Task details
Every line that holds the string "this" is to be identified and copied.

Extracted records
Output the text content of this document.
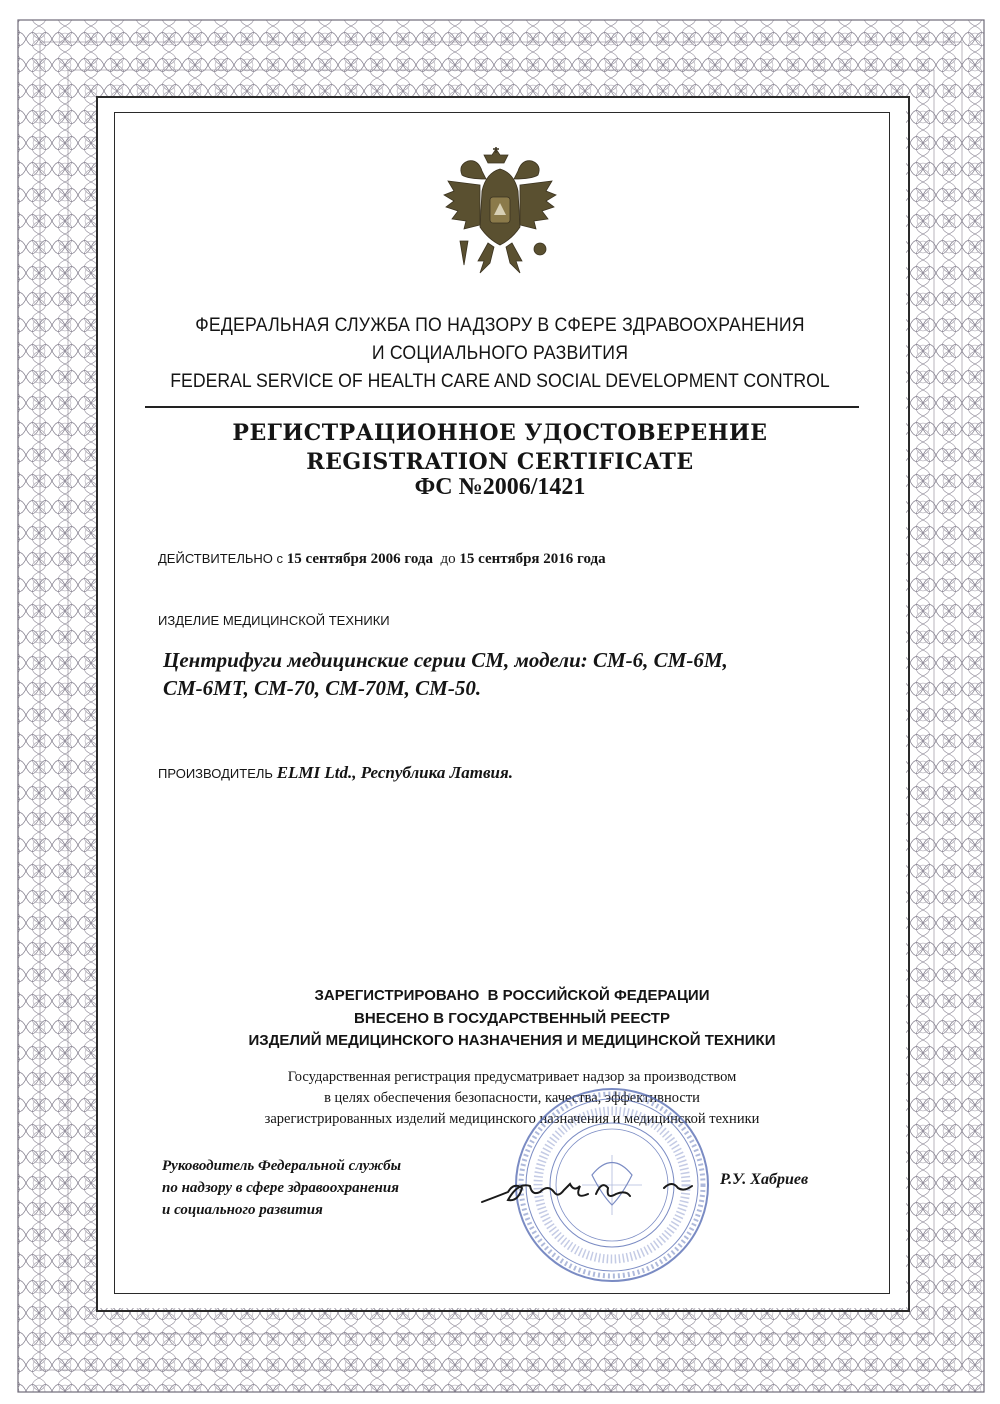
ФЕДЕРАЛЬНАЯ СЛУЖБА ПО НАДЗОРУ В СФЕРЕ ЗДРАВООХРАНЕНИЯ
И СОЦИАЛЬНОГО РАЗВИТИЯ
FEDERAL SERVICE OF HEALTH CARE AND SOCIAL DEVELOPMENT CONTROL
РЕГИСТРАЦИОННОЕ УДОСТОВЕРЕНИЕ
REGISTRATION CERTIFICATE
ФС №2006/1421
ДЕЙСТВИТЕЛЬНО с 15 сентября 2006 года до 15 сентября 2016 года
ИЗДЕЛИЕ МЕДИЦИНСКОЙ ТЕХНИКИ
Центрифуги медицинские серии СМ, модели: СМ-6, СМ-6М,
СМ-6МТ, СМ-70, СМ-70М, СМ-50.
ПРОИЗВОДИТЕЛЬ ELMI Ltd., Республика Латвия.
ЗАРЕГИСТРИРОВАНО  В РОССИЙСКОЙ ФЕДЕРАЦИИ
ВНЕСЕНО В ГОСУДАРСТВЕННЫЙ РЕЕСТР
ИЗДЕЛИЙ МЕДИЦИНСКОГО НАЗНАЧЕНИЯ И МЕДИЦИНСКОЙ ТЕХНИКИ
Государственная регистрация предусматривает надзор за производством
в целях обеспечения безопасности, качества, эффективности
зарегистрированных изделий медицинского назначения и медицинской техники
Руководитель Федеральной службы
по надзору в сфере здравоохранения
и социального развития
Р.У. Хабриев
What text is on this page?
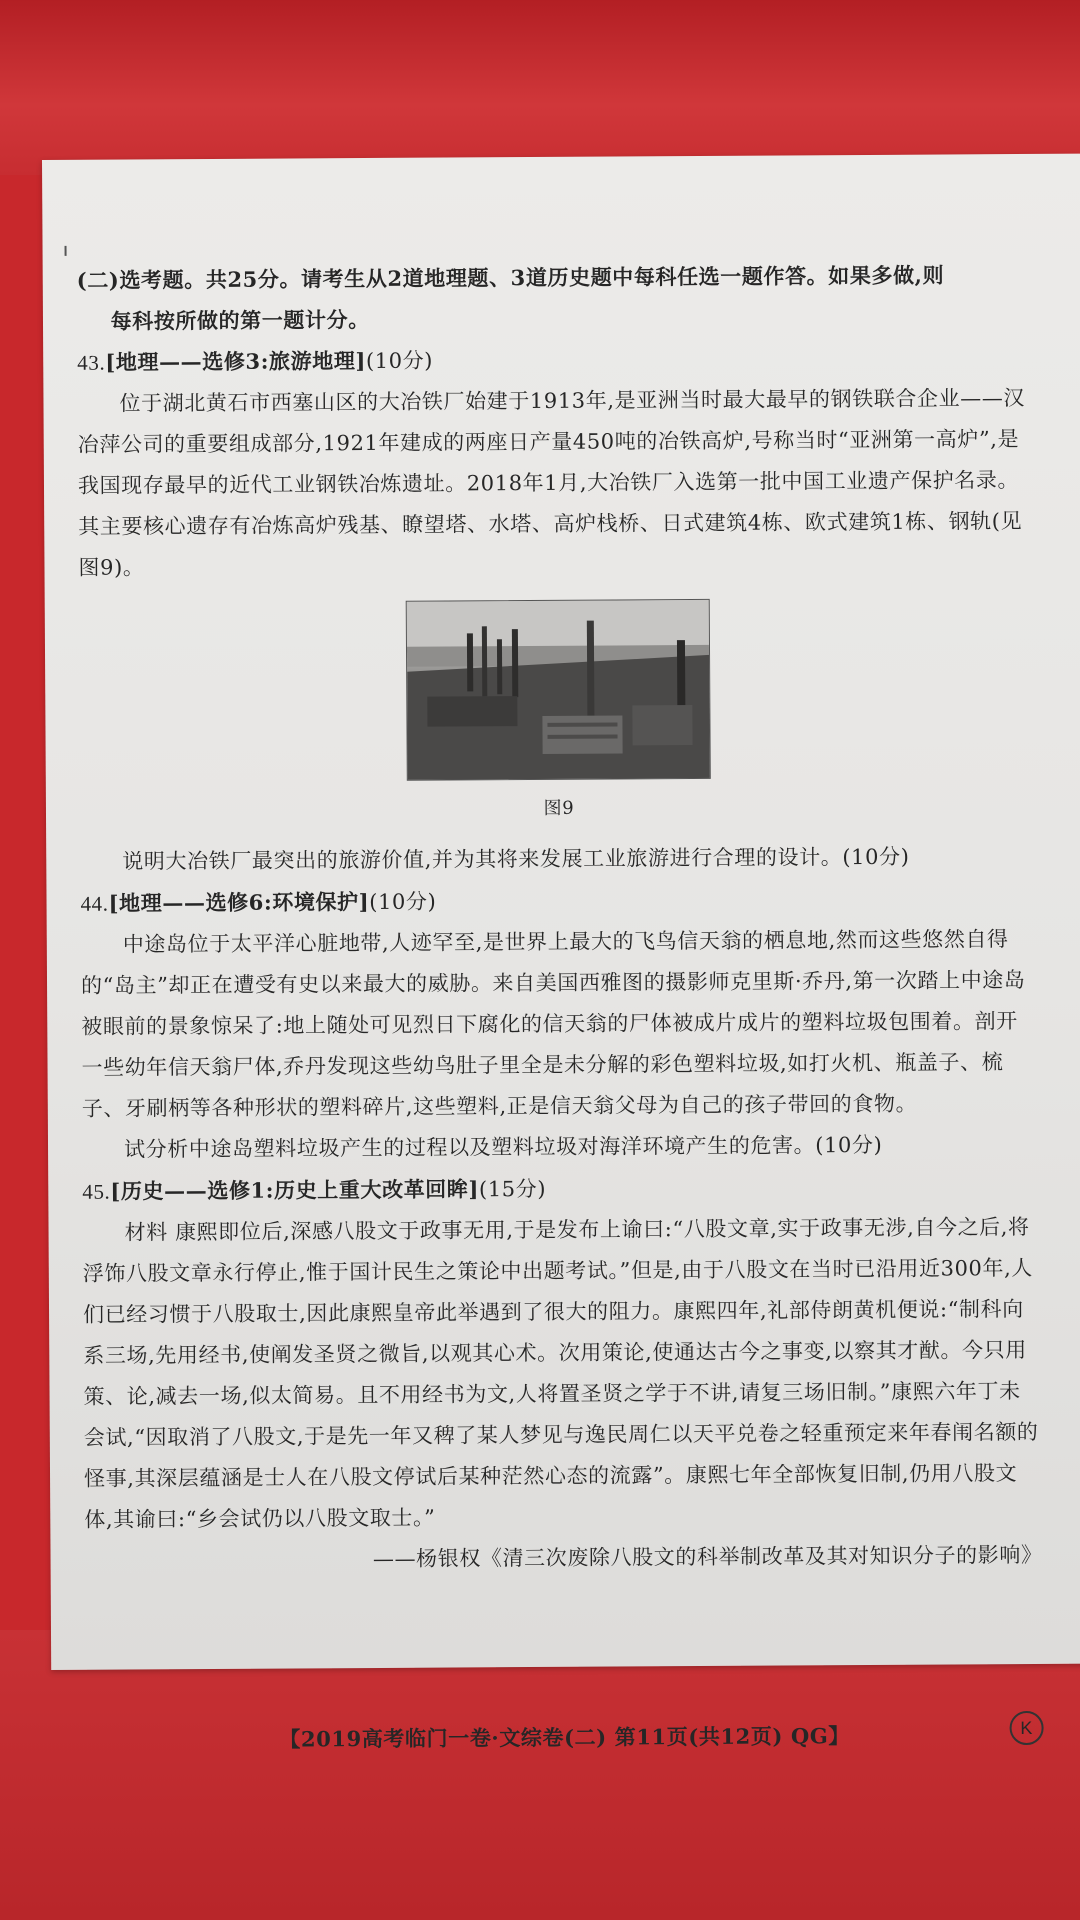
(二)选考题。共25分。请考生从2道地理题、3道历史题中每科任选一题作答。如果多做,则

每科按所做的第一题计分。

43.[地理——选修3:旅游地理](10分)

位于湖北黄石市西塞山区的大冶铁厂始建于1913年,是亚洲当时最大最早的钢铁联合企业——汉冶萍公司的重要组成部分,1921年建成的两座日产量450吨的冶铁高炉,号称当时“亚洲第一高炉”,是我国现存最早的近代工业钢铁冶炼遗址。2018年1月,大冶铁厂入选第一批中国工业遗产保护名录。其主要核心遗存有冶炼高炉残基、瞭望塔、水塔、高炉栈桥、日式建筑4栋、欧式建筑1栋、钢轨(见图9)。

图9

说明大冶铁厂最突出的旅游价值,并为其将来发展工业旅游进行合理的设计。(10分)

44.[地理——选修6:环境保护](10分)

中途岛位于太平洋心脏地带,人迹罕至,是世界上最大的飞鸟信天翁的栖息地,然而这些悠然自得的“岛主”却正在遭受有史以来最大的威胁。来自美国西雅图的摄影师克里斯·乔丹,第一次踏上中途岛被眼前的景象惊呆了:地上随处可见烈日下腐化的信天翁的尸体被成片成片的塑料垃圾包围着。剖开一些幼年信天翁尸体,乔丹发现这些幼鸟肚子里全是未分解的彩色塑料垃圾,如打火机、瓶盖子、梳子、牙刷柄等各种形状的塑料碎片,这些塑料,正是信天翁父母为自己的孩子带回的食物。

试分析中途岛塑料垃圾产生的过程以及塑料垃圾对海洋环境产生的危害。(10分)

45.[历史——选修1:历史上重大改革回眸](15分)

材料 康熙即位后,深感八股文于政事无用,于是发布上谕曰:“八股文章,实于政事无涉,自今之后,将浮饰八股文章永行停止,惟于国计民生之策论中出题考试。”但是,由于八股文在当时已沿用近300年,人们已经习惯于八股取士,因此康熙皇帝此举遇到了很大的阻力。康熙四年,礼部侍朗黄机便说:“制科向系三场,先用经书,使阐发圣贤之微旨,以观其心术。次用策论,使通达古今之事变,以察其才猷。今只用策、论,减去一场,似太简易。且不用经书为文,人将置圣贤之学于不讲,请复三场旧制。”康熙六年丁未会试,“因取消了八股文,于是先一年又稗了某人梦见与逸民周仁以天平兑卷之轻重预定来年春闱名额的怪事,其深层蕴涵是士人在八股文停试后某种茫然心态的流露”。康熙七年全部恢复旧制,仍用八股文体,其谕曰:“乡会试仍以八股文取士。”

——杨银权《清三次废除八股文的科举制改革及其对知识分子的影响》

【2019高考临门一卷·文综卷(二) 第11页(共12页) QG】	K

Exercise output
Output the text content of this document.
What text is on this page?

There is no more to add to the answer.